* Problem requirements: Return only the number of lines in the entries below that hold the word "उपलब".

══ Record excerpts ══

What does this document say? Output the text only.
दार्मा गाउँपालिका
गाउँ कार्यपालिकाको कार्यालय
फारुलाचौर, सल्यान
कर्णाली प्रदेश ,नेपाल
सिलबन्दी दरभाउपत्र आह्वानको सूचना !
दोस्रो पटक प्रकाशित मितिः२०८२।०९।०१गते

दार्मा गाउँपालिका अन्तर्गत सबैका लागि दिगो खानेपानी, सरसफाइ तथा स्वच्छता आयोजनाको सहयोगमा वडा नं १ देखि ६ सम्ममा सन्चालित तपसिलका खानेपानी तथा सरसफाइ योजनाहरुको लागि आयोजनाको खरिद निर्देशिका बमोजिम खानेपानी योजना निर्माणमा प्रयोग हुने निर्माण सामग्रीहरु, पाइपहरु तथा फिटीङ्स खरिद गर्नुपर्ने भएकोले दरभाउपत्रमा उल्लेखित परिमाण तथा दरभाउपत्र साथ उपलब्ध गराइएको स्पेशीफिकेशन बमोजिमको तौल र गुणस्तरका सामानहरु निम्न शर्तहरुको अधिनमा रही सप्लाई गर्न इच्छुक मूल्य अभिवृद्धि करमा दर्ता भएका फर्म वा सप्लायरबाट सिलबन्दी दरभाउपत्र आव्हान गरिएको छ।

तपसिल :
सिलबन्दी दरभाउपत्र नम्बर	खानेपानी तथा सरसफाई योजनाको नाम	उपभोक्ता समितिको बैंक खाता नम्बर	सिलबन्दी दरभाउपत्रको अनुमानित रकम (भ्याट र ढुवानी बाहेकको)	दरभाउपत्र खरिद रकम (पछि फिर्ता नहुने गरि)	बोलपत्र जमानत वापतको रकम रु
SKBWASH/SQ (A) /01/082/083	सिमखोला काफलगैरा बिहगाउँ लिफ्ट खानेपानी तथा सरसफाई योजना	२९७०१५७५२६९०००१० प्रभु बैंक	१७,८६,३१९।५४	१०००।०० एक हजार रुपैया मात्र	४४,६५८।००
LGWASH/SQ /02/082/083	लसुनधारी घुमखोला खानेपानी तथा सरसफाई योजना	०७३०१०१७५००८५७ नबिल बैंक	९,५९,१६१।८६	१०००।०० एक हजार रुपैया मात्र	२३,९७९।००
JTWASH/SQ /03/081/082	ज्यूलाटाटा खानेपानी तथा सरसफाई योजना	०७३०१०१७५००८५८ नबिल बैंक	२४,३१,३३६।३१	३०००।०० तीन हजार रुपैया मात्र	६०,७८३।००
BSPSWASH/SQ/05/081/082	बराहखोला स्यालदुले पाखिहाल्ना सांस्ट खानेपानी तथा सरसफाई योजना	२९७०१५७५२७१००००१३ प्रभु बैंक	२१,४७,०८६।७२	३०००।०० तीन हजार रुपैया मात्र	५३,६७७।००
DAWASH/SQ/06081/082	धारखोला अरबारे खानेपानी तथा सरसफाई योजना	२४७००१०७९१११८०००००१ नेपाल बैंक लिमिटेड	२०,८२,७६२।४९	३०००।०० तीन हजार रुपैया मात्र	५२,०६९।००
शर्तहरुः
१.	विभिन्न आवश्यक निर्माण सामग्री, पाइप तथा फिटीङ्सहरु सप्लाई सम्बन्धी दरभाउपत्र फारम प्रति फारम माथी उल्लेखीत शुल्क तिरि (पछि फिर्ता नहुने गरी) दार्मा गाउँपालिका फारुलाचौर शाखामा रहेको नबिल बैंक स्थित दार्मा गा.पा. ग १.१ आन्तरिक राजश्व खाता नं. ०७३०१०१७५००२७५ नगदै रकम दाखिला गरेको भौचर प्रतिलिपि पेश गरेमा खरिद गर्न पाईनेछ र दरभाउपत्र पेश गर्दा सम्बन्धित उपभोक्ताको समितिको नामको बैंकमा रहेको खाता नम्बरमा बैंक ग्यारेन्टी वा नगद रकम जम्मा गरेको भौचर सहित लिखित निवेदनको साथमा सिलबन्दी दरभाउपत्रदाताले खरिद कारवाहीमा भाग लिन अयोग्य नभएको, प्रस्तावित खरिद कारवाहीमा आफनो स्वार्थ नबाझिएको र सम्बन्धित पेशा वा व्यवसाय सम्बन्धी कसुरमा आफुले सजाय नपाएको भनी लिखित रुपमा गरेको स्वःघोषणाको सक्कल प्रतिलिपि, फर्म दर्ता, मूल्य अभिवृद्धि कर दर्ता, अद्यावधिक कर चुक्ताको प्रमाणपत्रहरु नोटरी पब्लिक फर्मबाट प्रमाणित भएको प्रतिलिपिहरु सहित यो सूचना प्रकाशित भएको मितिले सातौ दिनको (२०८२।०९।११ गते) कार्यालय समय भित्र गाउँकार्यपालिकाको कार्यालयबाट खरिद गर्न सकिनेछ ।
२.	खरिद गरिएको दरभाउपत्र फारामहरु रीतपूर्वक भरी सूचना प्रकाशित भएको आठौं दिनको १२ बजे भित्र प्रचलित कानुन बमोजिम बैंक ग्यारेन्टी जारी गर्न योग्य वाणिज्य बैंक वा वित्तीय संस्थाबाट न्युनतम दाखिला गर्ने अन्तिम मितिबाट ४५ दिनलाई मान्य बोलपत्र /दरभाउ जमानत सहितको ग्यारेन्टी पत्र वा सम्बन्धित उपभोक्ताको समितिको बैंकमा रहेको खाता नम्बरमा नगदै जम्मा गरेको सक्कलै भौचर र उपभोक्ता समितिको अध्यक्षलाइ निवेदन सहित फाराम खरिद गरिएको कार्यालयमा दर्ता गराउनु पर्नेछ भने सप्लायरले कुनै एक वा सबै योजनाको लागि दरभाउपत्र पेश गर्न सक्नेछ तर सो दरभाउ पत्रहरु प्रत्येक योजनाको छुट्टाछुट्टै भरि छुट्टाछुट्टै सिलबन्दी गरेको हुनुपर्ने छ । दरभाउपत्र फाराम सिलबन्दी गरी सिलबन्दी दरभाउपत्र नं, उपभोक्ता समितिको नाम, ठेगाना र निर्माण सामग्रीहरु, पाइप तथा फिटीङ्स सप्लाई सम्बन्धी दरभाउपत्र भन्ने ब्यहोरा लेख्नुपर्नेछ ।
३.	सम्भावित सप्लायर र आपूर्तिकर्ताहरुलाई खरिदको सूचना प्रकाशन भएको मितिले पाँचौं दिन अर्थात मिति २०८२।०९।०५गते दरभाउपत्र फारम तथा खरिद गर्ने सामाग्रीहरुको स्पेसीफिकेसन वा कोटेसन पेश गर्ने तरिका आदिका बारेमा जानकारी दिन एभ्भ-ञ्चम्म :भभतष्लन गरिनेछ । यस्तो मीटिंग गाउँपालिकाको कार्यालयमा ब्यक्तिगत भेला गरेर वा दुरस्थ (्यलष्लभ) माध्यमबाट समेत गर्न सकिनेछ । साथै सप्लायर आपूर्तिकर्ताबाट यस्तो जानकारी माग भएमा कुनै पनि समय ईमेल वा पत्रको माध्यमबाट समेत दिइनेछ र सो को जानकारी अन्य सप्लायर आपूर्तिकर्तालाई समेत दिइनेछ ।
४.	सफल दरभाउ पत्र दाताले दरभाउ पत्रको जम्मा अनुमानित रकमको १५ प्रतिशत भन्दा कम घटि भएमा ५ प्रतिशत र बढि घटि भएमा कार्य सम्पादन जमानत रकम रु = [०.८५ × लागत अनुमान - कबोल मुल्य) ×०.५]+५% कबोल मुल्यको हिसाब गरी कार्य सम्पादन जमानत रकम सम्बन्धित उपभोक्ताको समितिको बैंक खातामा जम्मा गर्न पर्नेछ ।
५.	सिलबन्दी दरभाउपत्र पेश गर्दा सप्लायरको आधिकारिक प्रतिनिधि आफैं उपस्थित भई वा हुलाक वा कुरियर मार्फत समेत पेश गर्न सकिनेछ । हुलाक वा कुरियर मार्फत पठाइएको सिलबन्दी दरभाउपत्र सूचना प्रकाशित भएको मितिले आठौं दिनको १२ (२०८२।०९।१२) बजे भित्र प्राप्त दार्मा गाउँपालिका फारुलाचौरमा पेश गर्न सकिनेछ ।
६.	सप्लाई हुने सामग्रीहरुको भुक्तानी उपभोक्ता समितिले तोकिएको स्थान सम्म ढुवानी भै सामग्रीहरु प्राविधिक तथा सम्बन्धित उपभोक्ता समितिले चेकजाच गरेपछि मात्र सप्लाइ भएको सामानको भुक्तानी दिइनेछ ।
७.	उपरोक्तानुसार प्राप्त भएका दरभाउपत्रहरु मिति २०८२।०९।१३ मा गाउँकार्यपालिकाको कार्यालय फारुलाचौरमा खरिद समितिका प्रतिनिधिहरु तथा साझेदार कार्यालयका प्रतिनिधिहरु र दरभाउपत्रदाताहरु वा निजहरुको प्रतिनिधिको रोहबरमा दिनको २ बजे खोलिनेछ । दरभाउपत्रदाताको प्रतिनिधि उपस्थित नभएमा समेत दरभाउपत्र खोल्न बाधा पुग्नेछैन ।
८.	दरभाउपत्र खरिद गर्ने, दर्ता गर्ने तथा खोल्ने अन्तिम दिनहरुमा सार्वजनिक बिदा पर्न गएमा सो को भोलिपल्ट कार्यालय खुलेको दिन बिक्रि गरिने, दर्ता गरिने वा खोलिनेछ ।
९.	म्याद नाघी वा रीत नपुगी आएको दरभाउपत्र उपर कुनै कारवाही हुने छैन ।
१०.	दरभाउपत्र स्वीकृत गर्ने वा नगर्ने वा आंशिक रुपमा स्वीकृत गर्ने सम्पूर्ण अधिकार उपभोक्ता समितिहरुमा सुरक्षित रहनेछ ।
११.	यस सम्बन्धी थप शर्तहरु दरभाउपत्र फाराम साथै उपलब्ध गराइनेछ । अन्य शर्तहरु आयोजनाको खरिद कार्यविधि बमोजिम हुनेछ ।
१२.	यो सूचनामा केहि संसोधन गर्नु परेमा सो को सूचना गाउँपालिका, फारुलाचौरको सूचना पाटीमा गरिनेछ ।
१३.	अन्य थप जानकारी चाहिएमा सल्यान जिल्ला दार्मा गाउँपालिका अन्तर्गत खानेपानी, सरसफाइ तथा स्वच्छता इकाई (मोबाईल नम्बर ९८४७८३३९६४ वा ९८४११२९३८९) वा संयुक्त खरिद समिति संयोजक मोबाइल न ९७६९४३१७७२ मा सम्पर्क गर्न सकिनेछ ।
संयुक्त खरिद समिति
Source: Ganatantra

═══

* Answer to the task: 2